## Your goal
Output every entry exactly as written, but omit the pictures.
═════ Given information
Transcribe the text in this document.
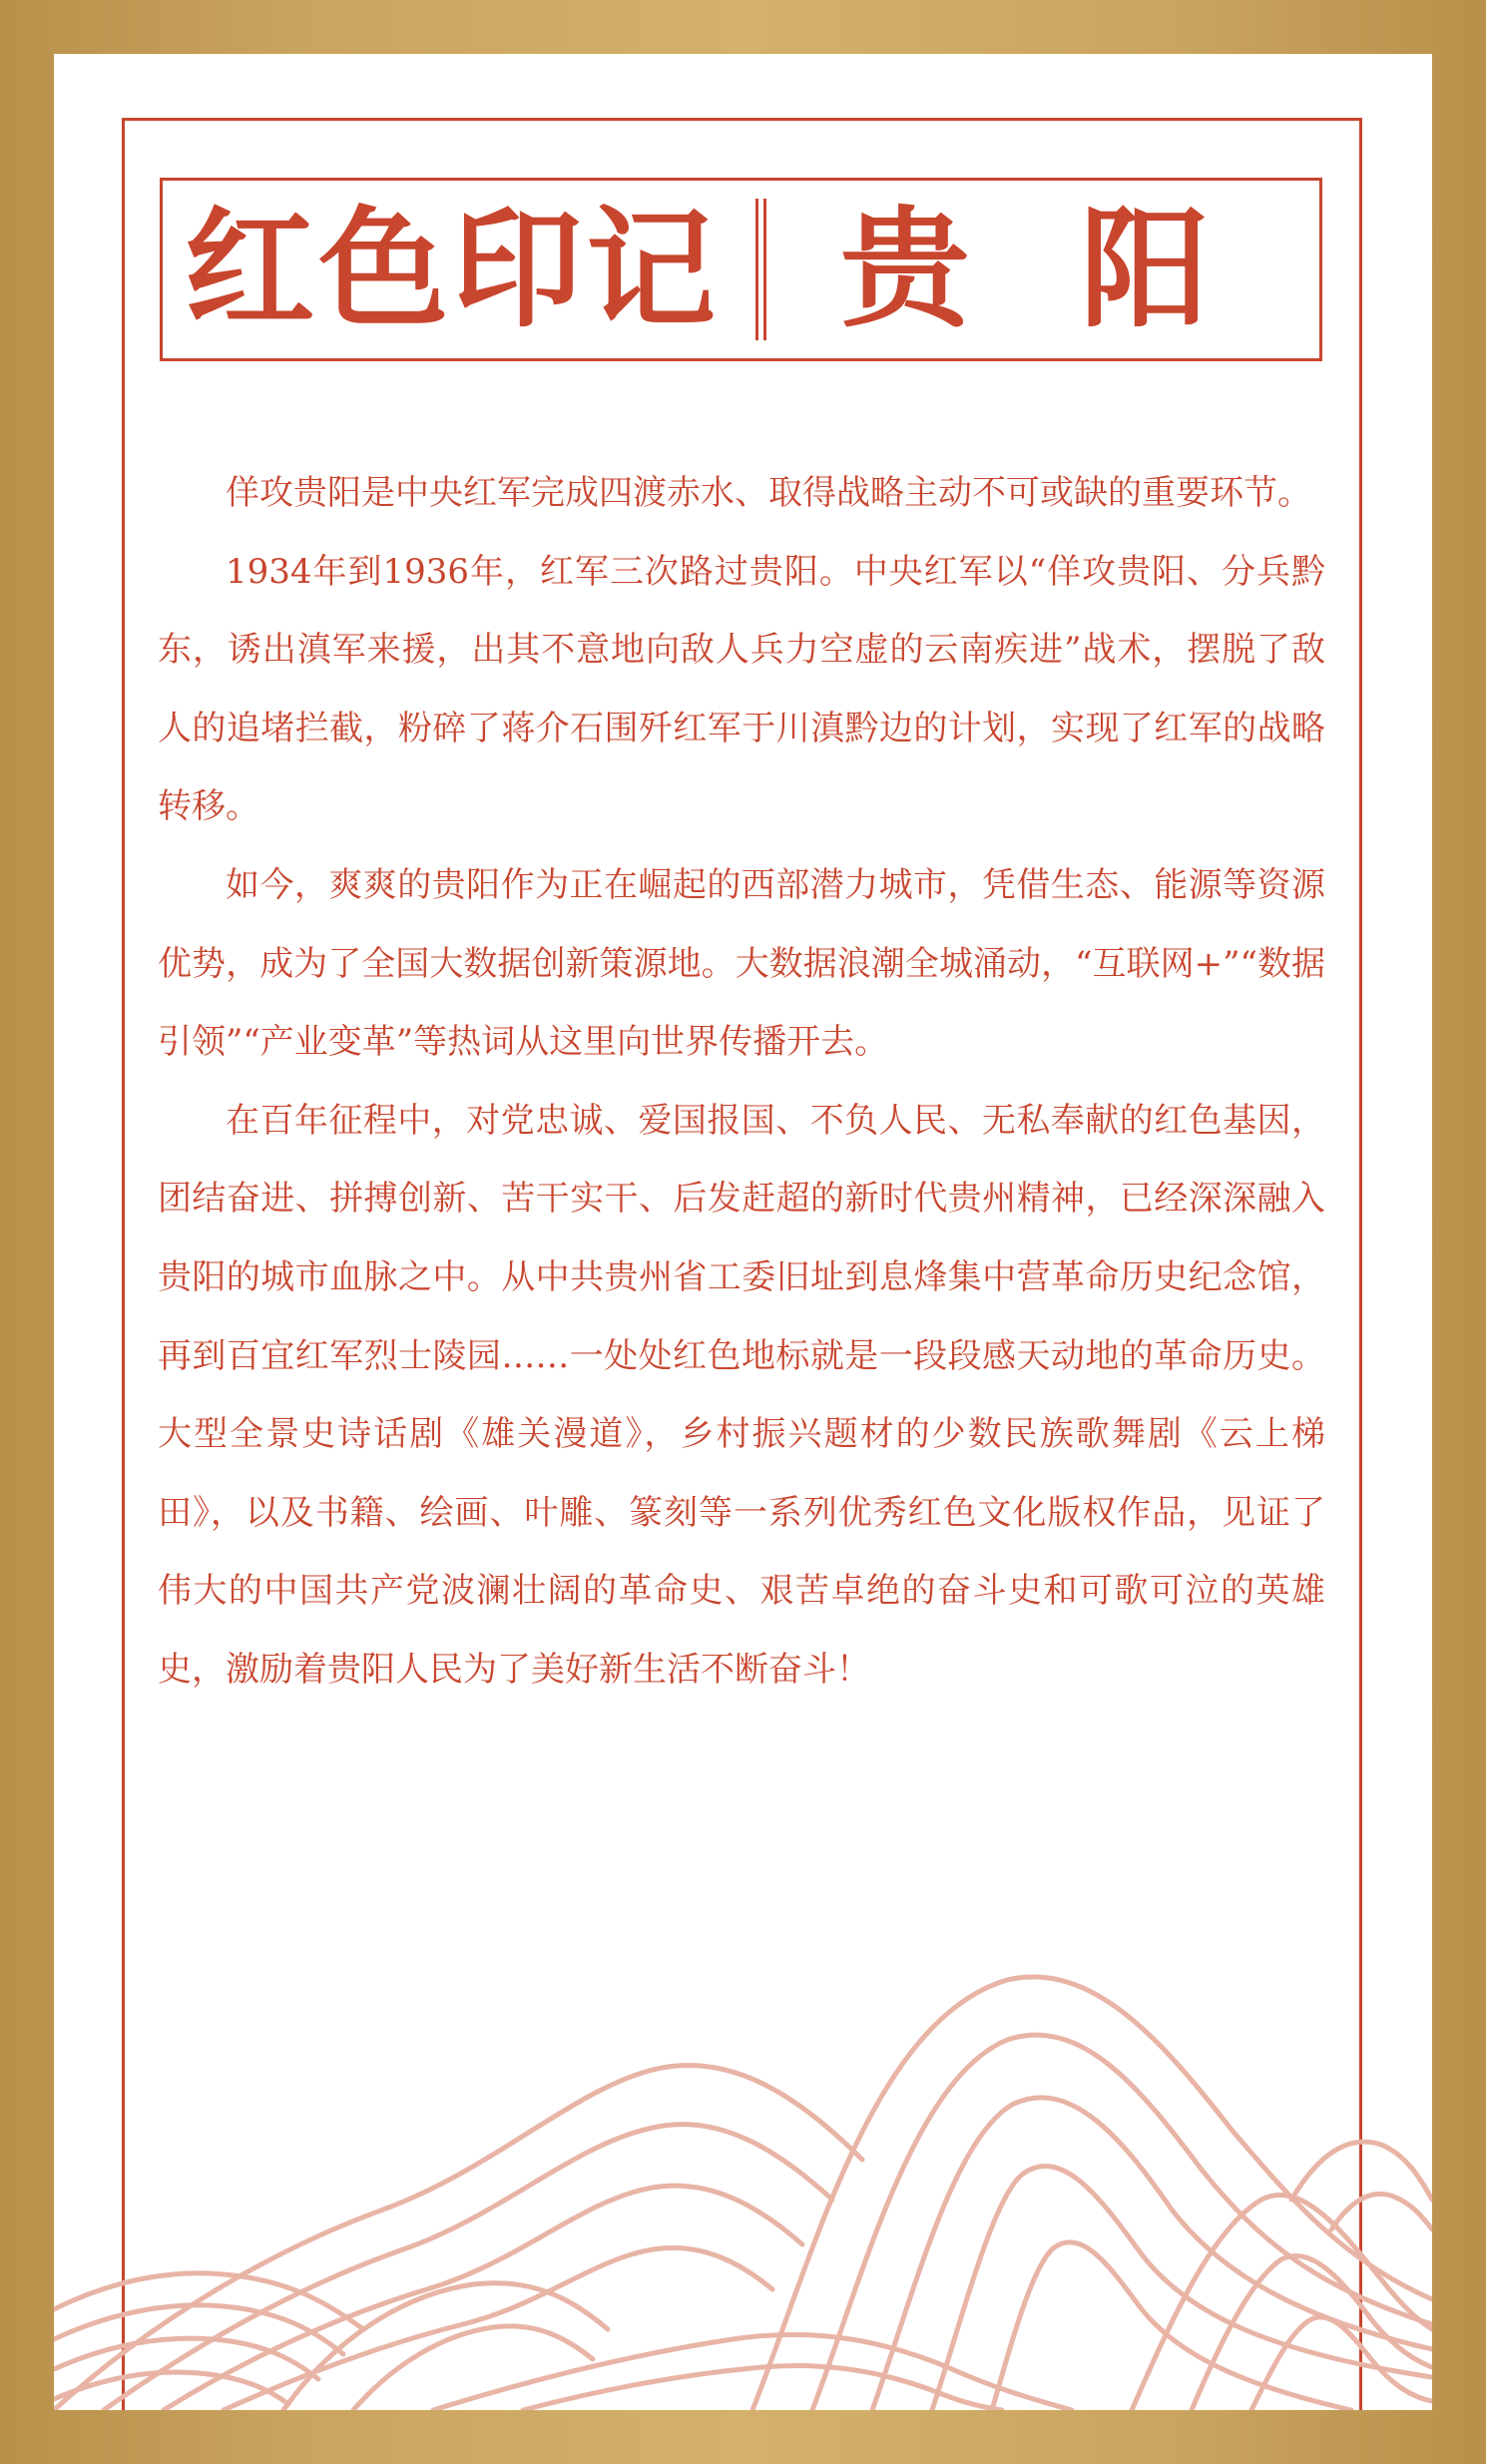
红色印记 贵阳

佯攻贵阳是中央红军完成四渡赤水、取得战略主动不可或缺的重要环节。

1934年到1936年，红军三次路过贵阳。中央红军以“佯攻贵阳、分兵黔东，诱出滇军来援，出其不意地向敌人兵力空虚的云南疾进”战术，摆脱了敌人的追堵拦截，粉碎了蒋介石围歼红军于川滇黔边的计划，实现了红军的战略转移。

如今，爽爽的贵阳作为正在崛起的西部潜力城市，凭借生态、能源等资源优势，成为了全国大数据创新策源地。大数据浪潮全城涌动，“互联网+”“数据引领”“产业变革”等热词从这里向世界传播开去。

在百年征程中，对党忠诚、爱国报国、不负人民、无私奉献的红色基因，团结奋进、拼搏创新、苦干实干、后发赶超的新时代贵州精神，已经深深融入贵阳的城市血脉之中。从中共贵州省工委旧址到息烽集中营革命历史纪念馆，再到百宜红军烈士陵园……一处处红色地标就是一段段感天动地的革命历史。大型全景史诗话剧《雄关漫道》，乡村振兴题材的少数民族歌舞剧《云上梯田》，以及书籍、绘画、叶雕、篆刻等一系列优秀红色文化版权作品，见证了伟大的中国共产党波澜壮阔的革命史、艰苦卓绝的奋斗史和可歌可泣的英雄史，激励着贵阳人民为了美好新生活不断奋斗！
══════════
## Reply to the exercise
Transcribe the text in this document.
红色印记 贵阳

佯攻贵阳是中央红军完成四渡赤水、取得战略主动不可或缺的重要环节。

1934年到1936年，红军三次路过贵阳。中央红军以“佯攻贵阳、分兵黔东，诱出滇军来援，出其不意地向敌人兵力空虚的云南疾进”战术，摆脱了敌人的追堵拦截，粉碎了蒋介石围歼红军于川滇黔边的计划，实现了红军的战略转移。

如今，爽爽的贵阳作为正在崛起的西部潜力城市，凭借生态、能源等资源优势，成为了全国大数据创新策源地。大数据浪潮全城涌动，“互联网+”“数据引领”“产业变革”等热词从这里向世界传播开去。

在百年征程中，对党忠诚、爱国报国、不负人民、无私奉献的红色基因，团结奋进、拼搏创新、苦干实干、后发赶超的新时代贵州精神，已经深深融入贵阳的城市血脉之中。从中共贵州省工委旧址到息烽集中营革命历史纪念馆，再到百宜红军烈士陵园……一处处红色地标就是一段段感天动地的革命历史。大型全景史诗话剧《雄关漫道》，乡村振兴题材的少数民族歌舞剧《云上梯田》，以及书籍、绘画、叶雕、篆刻等一系列优秀红色文化版权作品，见证了伟大的中国共产党波澜壮阔的革命史、艰苦卓绝的奋斗史和可歌可泣的英雄史，激励着贵阳人民为了美好新生活不断奋斗！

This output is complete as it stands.